▸ **What you will do**
Take from the listing each line that has the string "color".

◇ ◇ ◇

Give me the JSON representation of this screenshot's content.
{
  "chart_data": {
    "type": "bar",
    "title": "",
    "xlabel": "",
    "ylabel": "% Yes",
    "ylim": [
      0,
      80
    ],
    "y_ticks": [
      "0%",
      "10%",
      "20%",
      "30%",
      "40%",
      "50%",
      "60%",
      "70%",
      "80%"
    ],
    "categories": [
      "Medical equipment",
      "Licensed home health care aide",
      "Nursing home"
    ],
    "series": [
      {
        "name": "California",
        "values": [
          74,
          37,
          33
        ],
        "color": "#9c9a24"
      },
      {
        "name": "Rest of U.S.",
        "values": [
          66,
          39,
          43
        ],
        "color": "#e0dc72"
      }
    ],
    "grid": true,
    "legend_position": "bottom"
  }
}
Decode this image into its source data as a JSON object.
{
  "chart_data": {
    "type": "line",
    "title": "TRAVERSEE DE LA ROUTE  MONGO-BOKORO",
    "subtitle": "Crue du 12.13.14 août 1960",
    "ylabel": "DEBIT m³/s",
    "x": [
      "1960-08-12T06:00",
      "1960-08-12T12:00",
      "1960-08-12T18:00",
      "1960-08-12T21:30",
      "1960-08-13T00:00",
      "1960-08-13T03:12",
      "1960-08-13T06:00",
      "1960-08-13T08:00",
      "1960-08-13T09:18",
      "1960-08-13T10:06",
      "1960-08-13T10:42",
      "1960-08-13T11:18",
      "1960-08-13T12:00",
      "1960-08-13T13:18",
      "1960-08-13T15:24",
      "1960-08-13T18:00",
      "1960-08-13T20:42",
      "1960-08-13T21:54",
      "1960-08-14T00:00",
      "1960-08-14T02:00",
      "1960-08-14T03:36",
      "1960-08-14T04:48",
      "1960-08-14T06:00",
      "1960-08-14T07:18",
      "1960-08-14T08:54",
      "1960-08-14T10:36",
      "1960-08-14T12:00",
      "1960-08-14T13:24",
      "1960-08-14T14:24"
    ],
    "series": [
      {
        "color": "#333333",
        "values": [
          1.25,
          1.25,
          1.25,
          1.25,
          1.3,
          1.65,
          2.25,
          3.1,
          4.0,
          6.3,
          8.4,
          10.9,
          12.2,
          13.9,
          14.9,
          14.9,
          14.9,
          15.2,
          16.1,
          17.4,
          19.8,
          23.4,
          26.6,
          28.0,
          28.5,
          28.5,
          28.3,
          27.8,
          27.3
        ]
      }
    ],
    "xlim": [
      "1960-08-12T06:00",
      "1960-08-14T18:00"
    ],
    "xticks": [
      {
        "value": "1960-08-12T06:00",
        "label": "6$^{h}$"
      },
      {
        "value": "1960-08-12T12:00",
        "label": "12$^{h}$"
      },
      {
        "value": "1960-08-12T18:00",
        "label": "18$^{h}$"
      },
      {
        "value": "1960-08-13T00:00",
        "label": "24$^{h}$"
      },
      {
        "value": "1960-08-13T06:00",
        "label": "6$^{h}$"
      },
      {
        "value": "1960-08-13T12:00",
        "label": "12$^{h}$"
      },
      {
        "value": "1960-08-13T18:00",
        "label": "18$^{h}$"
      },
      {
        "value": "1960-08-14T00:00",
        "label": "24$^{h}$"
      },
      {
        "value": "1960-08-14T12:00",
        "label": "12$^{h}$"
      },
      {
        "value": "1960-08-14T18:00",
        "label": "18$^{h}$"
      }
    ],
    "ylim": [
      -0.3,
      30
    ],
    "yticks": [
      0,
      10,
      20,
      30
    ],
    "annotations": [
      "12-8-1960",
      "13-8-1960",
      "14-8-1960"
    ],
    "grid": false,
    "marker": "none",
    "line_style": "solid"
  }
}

◇ ◇ ◇

▸ **The reply**
        "color": "#9c9a24"
        "color": "#e0dc72"
        "color": "#333333",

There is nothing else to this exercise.